EXTRACTED RECORDS:
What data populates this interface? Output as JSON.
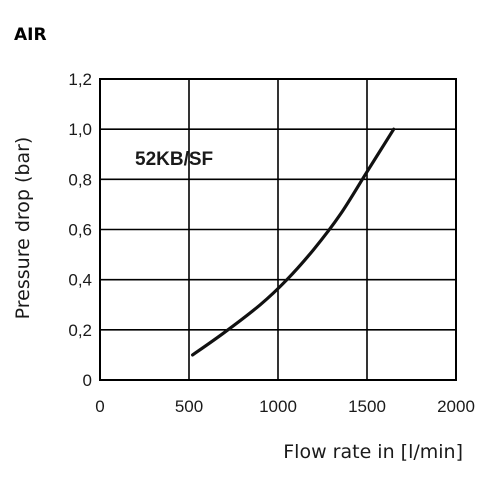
{
  "chart_data": {
    "type": "line",
    "title": "AIR",
    "xlabel": "Flow rate in [l/min]",
    "ylabel": "Pressure drop (bar)",
    "xlim": [
      0,
      2000
    ],
    "ylim": [
      0,
      1.2
    ],
    "x_ticks": [
      "0",
      "500",
      "1000",
      "1500",
      "2000"
    ],
    "y_ticks": [
      "0",
      "0,2",
      "0,4",
      "0,6",
      "0,8",
      "1,0",
      "1,2"
    ],
    "grid": true,
    "series": [
      {
        "name": "52KB/SF",
        "x": [
          520,
          700,
          900,
          1050,
          1200,
          1350,
          1500,
          1650
        ],
        "y": [
          0.1,
          0.19,
          0.3,
          0.4,
          0.52,
          0.66,
          0.83,
          1.0
        ]
      }
    ]
  }
}
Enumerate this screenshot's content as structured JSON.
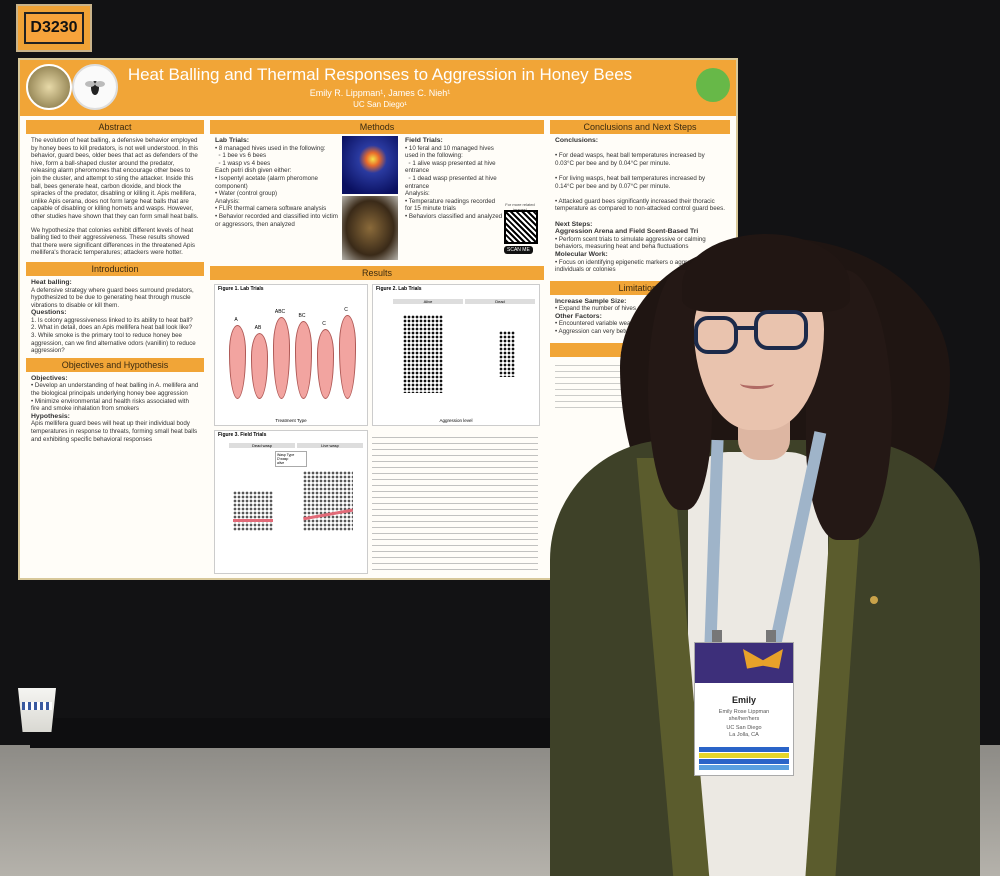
{
  "booth_tag": "D3230",
  "poster": {
    "title": "Heat Balling and Thermal Responses to Aggression in Honey Bees",
    "authors": "Emily R. Lippman¹, James C. Nieh¹",
    "affiliation": "UC San Diego¹",
    "abstract": {
      "heading": "Abstract",
      "p1": "The evolution of heat balling, a defensive behavior employed by honey bees to kill predators, is not well understood. In this behavior, guard bees, older bees that act as defenders of the hive, form a ball-shaped cluster around the predator, releasing alarm pheromones that encourage other bees to join the cluster, and attempt to sting the attacker. Inside this ball, bees generate heat, carbon dioxide, and block the spiracles of the predator, disabling or killing it. Apis mellifera, unlike Apis cerana, does not form large heat balls that are capable of disabling or killing hornets and wasps. However, other studies have shown that they can form small heat balls.",
      "p2": "We hypothesize that colonies exhibit different levels of heat balling tied to their aggressiveness. These results showed that there were significant differences in the threatened Apis mellifera's thoracic temperatures; attackers were hotter."
    },
    "introduction": {
      "heading": "Introduction",
      "sub": "Heat balling:",
      "p1": "A defensive strategy where guard bees surround predators, hypothesized to be due to generating heat through muscle vibrations to disable or kill them.",
      "q_head": "Questions:",
      "q1": "1. Is colony aggressiveness linked to its ability to heat ball?",
      "q2": "2. What in detail, does an Apis mellifera heat ball look like?",
      "q3": "3. While smoke is the primary tool to reduce honey bee aggression, can we find alternative odors (vanillin) to reduce aggression?"
    },
    "objectives": {
      "heading": "Objectives and Hypothesis",
      "sub": "Objectives:",
      "o1": "Develop an understanding of heat balling in A. mellifera and the biological principals underlying honey bee aggression",
      "o2": "Minimize environmental and health risks associated with fire and smoke inhalation from smokers",
      "h_head": "Hypothesis:",
      "h1": "Apis mellifera guard bees will heat up their individual body temperatures in response to threats, forming small heat balls and exhibiting specific behavioral responses"
    },
    "methods": {
      "heading": "Methods",
      "lab_head": "Lab Trials:",
      "lab1": "8 managed hives used in the following:",
      "lab1a": "1 bee vs 6 bees",
      "lab1b": "1 wasp vs 4 bees",
      "lab2": "Each petri dish given either:",
      "lab2a": "Isopentyl acetate (alarm pheromone component)",
      "lab2b": "Water (control group)",
      "lab3": "Analysis:",
      "lab3a": "FLIR thermal camera software analysis",
      "lab3b": "Behavior recorded and classified into victim or aggressors, then analyzed",
      "field_head": "Field Trials:",
      "field1": "10 feral and 10 managed hives used in the following:",
      "field1a": "1 alive wasp presented at hive entrance",
      "field1b": "1 dead wasp presented at hive entrance",
      "field2": "Analysis:",
      "field2a": "Temperature readings recorded for 15 minute trials",
      "field2b": "Behaviors classified and analyzed",
      "qr_caption": "For more related images!",
      "scan_label": "SCAN ME"
    },
    "results": {
      "heading": "Results",
      "fig1": "Figure 1. Lab Trials",
      "fig2": "Figure 2. Lab Trials",
      "fig3": "Figure 3. Field Trials",
      "fig1_groups": [
        "A",
        "AB",
        "ABC",
        "BC",
        "C",
        "C"
      ],
      "fig2_panels": [
        "Alive",
        "Dead"
      ],
      "fig3_panels": [
        "Dead wasp",
        "Live wasp"
      ],
      "fig3_legend_title": "Wasp Type",
      "fig3_legend": [
        "D'wasp",
        "alive"
      ],
      "fig1_xlabel": "Treatment Type",
      "fig2_xlabel": "Aggression level"
    },
    "conclusions": {
      "heading": "Conclusions and Next Steps",
      "sub": "Conclusions:",
      "c1": "For dead wasps, heat ball temperatures increased by 0.03°C per bee and by 0.04°C per minute.",
      "c2": "For living wasps, heat ball temperatures increased by 0.14°C per bee and by 0.07°C per minute.",
      "c3": "Attacked guard bees significantly increased their thoracic temperature as compared to non-attacked control guard bees.",
      "next_head": "Next Steps:",
      "n1_head": "Aggression Arena and Field Scent-Based Tri",
      "n1": "Perform scent trials to simulate aggressive or calming behaviors, measuring heat and beha fluctuations",
      "n2_head": "Molecular Work:",
      "n2": "Focus on identifying epigenetic markers o aggressive individuals or colonies"
    },
    "limitations": {
      "heading": "Limitations",
      "l1_head": "Increase Sample Size:",
      "l1": "Expand the number of hives and individual tr used",
      "l2_head": "Other Factors:",
      "l2": "Encountered variable weathe field trials",
      "l3": "Aggression can very betwe same colony"
    },
    "acknowledgements": {
      "heading": "Acknowle"
    }
  },
  "badge": {
    "name": "Emily",
    "full_name": "Emily Rose Lippman",
    "pronouns": "she/her/hers",
    "org": "UC San Diego",
    "city": "La Jolla, CA"
  },
  "colors": {
    "poster_accent": "#f1a537",
    "lanyard": "#9fb4c9",
    "cardigan": "#3e4128"
  }
}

EXERCISE BRIEF: Nothing but the pictures may be dropped; output the records above exactly.

TASK RESULT:
What data populates this interface? Output as JSON.
{
  "chart_data": {
    "type": "line",
    "title": "AIR",
    "xlabel": "Flow rate in [l/min]",
    "ylabel": "Pressure drop (bar)",
    "xlim": [
      0,
      2000
    ],
    "ylim": [
      0,
      1.2
    ],
    "x_ticks": [
      "0",
      "500",
      "1000",
      "1500",
      "2000"
    ],
    "y_ticks": [
      "0",
      "0,2",
      "0,4",
      "0,6",
      "0,8",
      "1,0",
      "1,2"
    ],
    "grid": true,
    "series": [
      {
        "name": "52KB/SF",
        "x": [
          520,
          700,
          900,
          1050,
          1200,
          1350,
          1500,
          1650
        ],
        "y": [
          0.1,
          0.19,
          0.3,
          0.4,
          0.52,
          0.66,
          0.83,
          1.0
        ]
      }
    ]
  }
}
Enumerate this screenshot's content as structured JSON.
{
  "booth_tag": "D3230",
  "poster": {
    "title": "Heat Balling and Thermal Responses to Aggression in Honey Bees",
    "authors": "Emily R. Lippman¹, James C. Nieh¹",
    "affiliation": "UC San Diego¹",
    "abstract": {
      "heading": "Abstract",
      "p1": "The evolution of heat balling, a defensive behavior employed by honey bees to kill predators, is not well understood. In this behavior, guard bees, older bees that act as defenders of the hive, form a ball-shaped cluster around the predator, releasing alarm pheromones that encourage other bees to join the cluster, and attempt to sting the attacker. Inside this ball, bees generate heat, carbon dioxide, and block the spiracles of the predator, disabling or killing it. Apis mellifera, unlike Apis cerana, does not form large heat balls that are capable of disabling or killing hornets and wasps. However, other studies have shown that they can form small heat balls.",
      "p2": "We hypothesize that colonies exhibit different levels of heat balling tied to their aggressiveness. These results showed that there were significant differences in the threatened Apis mellifera's thoracic temperatures; attackers were hotter."
    },
    "introduction": {
      "heading": "Introduction",
      "sub": "Heat balling:",
      "p1": "A defensive strategy where guard bees surround predators, hypothesized to be due to generating heat through muscle vibrations to disable or kill them.",
      "q_head": "Questions:",
      "q1": "1. Is colony aggressiveness linked to its ability to heat ball?",
      "q2": "2. What in detail, does an Apis mellifera heat ball look like?",
      "q3": "3. While smoke is the primary tool to reduce honey bee aggression, can we find alternative odors (vanillin) to reduce aggression?"
    },
    "objectives": {
      "heading": "Objectives and Hypothesis",
      "sub": "Objectives:",
      "o1": "Develop an understanding of heat balling in A. mellifera and the biological principals underlying honey bee aggression",
      "o2": "Minimize environmental and health risks associated with fire and smoke inhalation from smokers",
      "h_head": "Hypothesis:",
      "h1": "Apis mellifera guard bees will heat up their individual body temperatures in response to threats, forming small heat balls and exhibiting specific behavioral responses"
    },
    "methods": {
      "heading": "Methods",
      "lab_head": "Lab Trials:",
      "lab1": "8 managed hives used in the following:",
      "lab1a": "1 bee vs 6 bees",
      "lab1b": "1 wasp vs 4 bees",
      "lab2": "Each petri dish given either:",
      "lab2a": "Isopentyl acetate (alarm pheromone component)",
      "lab2b": "Water (control group)",
      "lab3": "Analysis:",
      "lab3a": "FLIR thermal camera software analysis",
      "lab3b": "Behavior recorded and classified into victim or aggressors, then analyzed",
      "field_head": "Field Trials:",
      "field1": "10 feral and 10 managed hives used in the following:",
      "field1a": "1 alive wasp presented at hive entrance",
      "field1b": "1 dead wasp presented at hive entrance",
      "field2": "Analysis:",
      "field2a": "Temperature readings recorded for 15 minute trials",
      "field2b": "Behaviors classified and analyzed",
      "qr_caption": "For more related images!",
      "scan_label": "SCAN ME"
    },
    "results": {
      "heading": "Results",
      "fig1": "Figure 1. Lab Trials",
      "fig2": "Figure 2. Lab Trials",
      "fig3": "Figure 3. Field Trials",
      "fig1_groups": [
        "A",
        "AB",
        "ABC",
        "BC",
        "C",
        "C"
      ],
      "fig2_panels": [
        "Alive",
        "Dead"
      ],
      "fig3_panels": [
        "Dead wasp",
        "Live wasp"
      ],
      "fig3_legend_title": "Wasp Type",
      "fig3_legend": [
        "D'wasp",
        "alive"
      ],
      "fig1_xlabel": "Treatment Type",
      "fig2_xlabel": "Aggression level"
    },
    "conclusions": {
      "heading": "Conclusions and Next Steps",
      "sub": "Conclusions:",
      "c1": "For dead wasps, heat ball temperatures increased by 0.03°C per bee and by 0.04°C per minute.",
      "c2": "For living wasps, heat ball temperatures increased by 0.14°C per bee and by 0.07°C per minute.",
      "c3": "Attacked guard bees significantly increased their thoracic temperature as compared to non-attacked control guard bees.",
      "next_head": "Next Steps:",
      "n1_head": "Aggression Arena and Field Scent-Based Tri",
      "n1": "Perform scent trials to simulate aggressive or calming behaviors, measuring heat and beha fluctuations",
      "n2_head": "Molecular Work:",
      "n2": "Focus on identifying epigenetic markers o aggressive individuals or colonies"
    },
    "limitations": {
      "heading": "Limitations",
      "l1_head": "Increase Sample Size:",
      "l1": "Expand the number of hives and individual tr used",
      "l2_head": "Other Factors:",
      "l2": "Encountered variable weathe field trials",
      "l3": "Aggression can very betwe same colony"
    },
    "acknowledgements": {
      "heading": "Acknowle"
    }
  },
  "badge": {
    "name": "Emily",
    "full_name": "Emily Rose Lippman",
    "pronouns": "she/her/hers",
    "org": "UC San Diego",
    "city": "La Jolla, CA"
  },
  "colors": {
    "poster_accent": "#f1a537",
    "lanyard": "#9fb4c9",
    "cardigan": "#3e4128"
  }
}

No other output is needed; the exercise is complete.